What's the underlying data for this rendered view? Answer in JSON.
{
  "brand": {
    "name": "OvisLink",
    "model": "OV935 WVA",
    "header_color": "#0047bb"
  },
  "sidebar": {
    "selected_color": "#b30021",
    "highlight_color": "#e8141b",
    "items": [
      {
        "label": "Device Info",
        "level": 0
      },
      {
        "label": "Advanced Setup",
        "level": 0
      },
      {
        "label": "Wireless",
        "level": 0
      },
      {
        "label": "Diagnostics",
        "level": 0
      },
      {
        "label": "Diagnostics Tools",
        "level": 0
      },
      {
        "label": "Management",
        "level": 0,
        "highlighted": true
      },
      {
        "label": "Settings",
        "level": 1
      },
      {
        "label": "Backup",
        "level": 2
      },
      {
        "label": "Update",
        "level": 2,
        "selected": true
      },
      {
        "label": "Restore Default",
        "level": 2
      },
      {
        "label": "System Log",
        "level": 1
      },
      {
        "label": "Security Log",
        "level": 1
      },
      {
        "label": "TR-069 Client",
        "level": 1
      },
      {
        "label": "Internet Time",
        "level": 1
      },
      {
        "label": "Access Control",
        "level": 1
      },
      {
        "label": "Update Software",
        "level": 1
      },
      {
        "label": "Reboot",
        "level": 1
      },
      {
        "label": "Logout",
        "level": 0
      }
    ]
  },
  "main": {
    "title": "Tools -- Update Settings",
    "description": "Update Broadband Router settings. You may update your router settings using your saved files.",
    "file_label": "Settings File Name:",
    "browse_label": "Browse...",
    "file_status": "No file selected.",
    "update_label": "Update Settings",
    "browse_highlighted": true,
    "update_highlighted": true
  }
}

§ WHAT TO DO: Exactly reproduce all of the entries above.

§ SOLVED EXERCISE:
What's the underlying data for this rendered view? Answer in JSON.
{
  "brand": {
    "name": "OvisLink",
    "model": "OV935 WVA",
    "header_color": "#0047bb"
  },
  "sidebar": {
    "selected_color": "#b30021",
    "highlight_color": "#e8141b",
    "items": [
      {
        "label": "Device Info",
        "level": 0
      },
      {
        "label": "Advanced Setup",
        "level": 0
      },
      {
        "label": "Wireless",
        "level": 0
      },
      {
        "label": "Diagnostics",
        "level": 0
      },
      {
        "label": "Diagnostics Tools",
        "level": 0
      },
      {
        "label": "Management",
        "level": 0,
        "highlighted": true
      },
      {
        "label": "Settings",
        "level": 1
      },
      {
        "label": "Backup",
        "level": 2
      },
      {
        "label": "Update",
        "level": 2,
        "selected": true
      },
      {
        "label": "Restore Default",
        "level": 2
      },
      {
        "label": "System Log",
        "level": 1
      },
      {
        "label": "Security Log",
        "level": 1
      },
      {
        "label": "TR-069 Client",
        "level": 1
      },
      {
        "label": "Internet Time",
        "level": 1
      },
      {
        "label": "Access Control",
        "level": 1
      },
      {
        "label": "Update Software",
        "level": 1
      },
      {
        "label": "Reboot",
        "level": 1
      },
      {
        "label": "Logout",
        "level": 0
      }
    ]
  },
  "main": {
    "title": "Tools -- Update Settings",
    "description": "Update Broadband Router settings. You may update your router settings using your saved files.",
    "file_label": "Settings File Name:",
    "browse_label": "Browse...",
    "file_status": "No file selected.",
    "update_label": "Update Settings",
    "browse_highlighted": true,
    "update_highlighted": true
  }
}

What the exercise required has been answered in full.